**Written problem**
Search the material below for the word "this" and copy every line in which it occurs.

Figure collection entries:
****************

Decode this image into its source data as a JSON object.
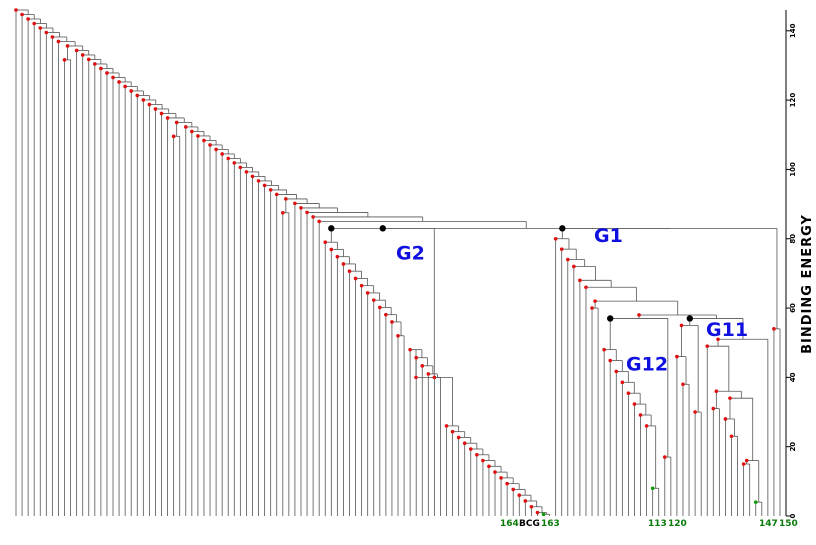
{
  "chart_data": {
    "type": "dendrogram",
    "ylabel": "BINDING ENERGY",
    "yticks": [
      0,
      20,
      40,
      60,
      80,
      100,
      120,
      140
    ],
    "ylim": [
      0,
      146
    ],
    "groups": [
      {
        "label": "G1",
        "height": 80
      },
      {
        "label": "G2",
        "height": 75
      },
      {
        "label": "G11",
        "height": 53
      },
      {
        "label": "G12",
        "height": 43
      }
    ],
    "leaf_labels": [
      {
        "text": "164",
        "color": "green"
      },
      {
        "text": "BCG",
        "color": "black"
      },
      {
        "text": "163",
        "color": "green"
      },
      {
        "text": "113",
        "color": "green"
      },
      {
        "text": "120",
        "color": "green"
      },
      {
        "text": "147",
        "color": "green"
      },
      {
        "text": "150",
        "color": "green"
      }
    ],
    "colors": {
      "branch": "#555555",
      "node_red": "#e01010",
      "node_green": "#0a9a0a",
      "node_black": "#000000",
      "group_label": "#1010e0"
    }
  }
}
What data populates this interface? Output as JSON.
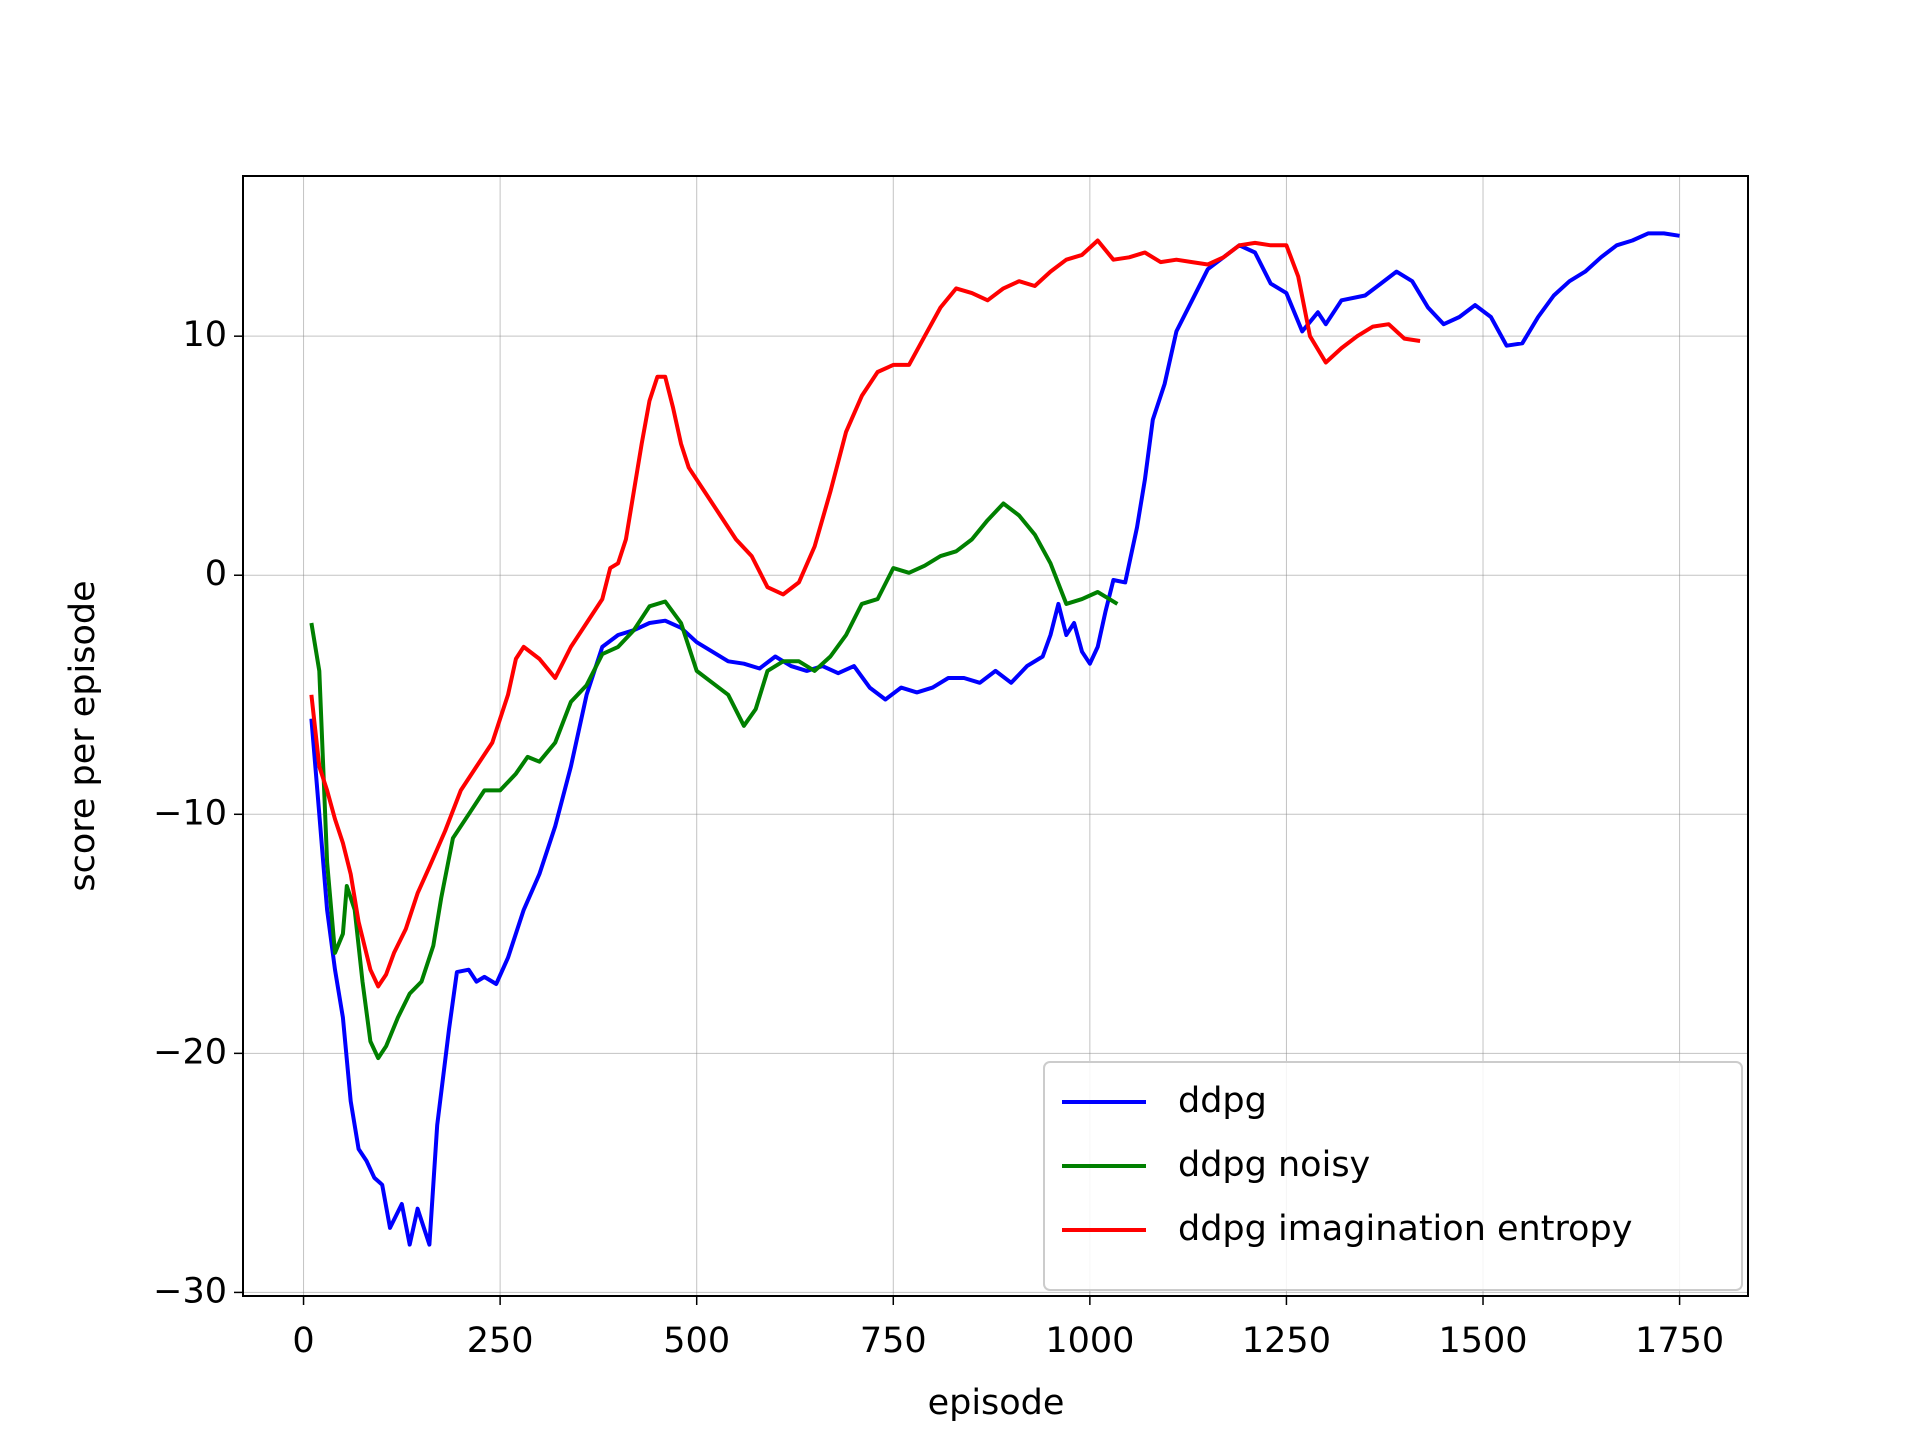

****************

**Answer below**
Decode this image into its source data as a JSON object.
What data populates this interface? Output as JSON.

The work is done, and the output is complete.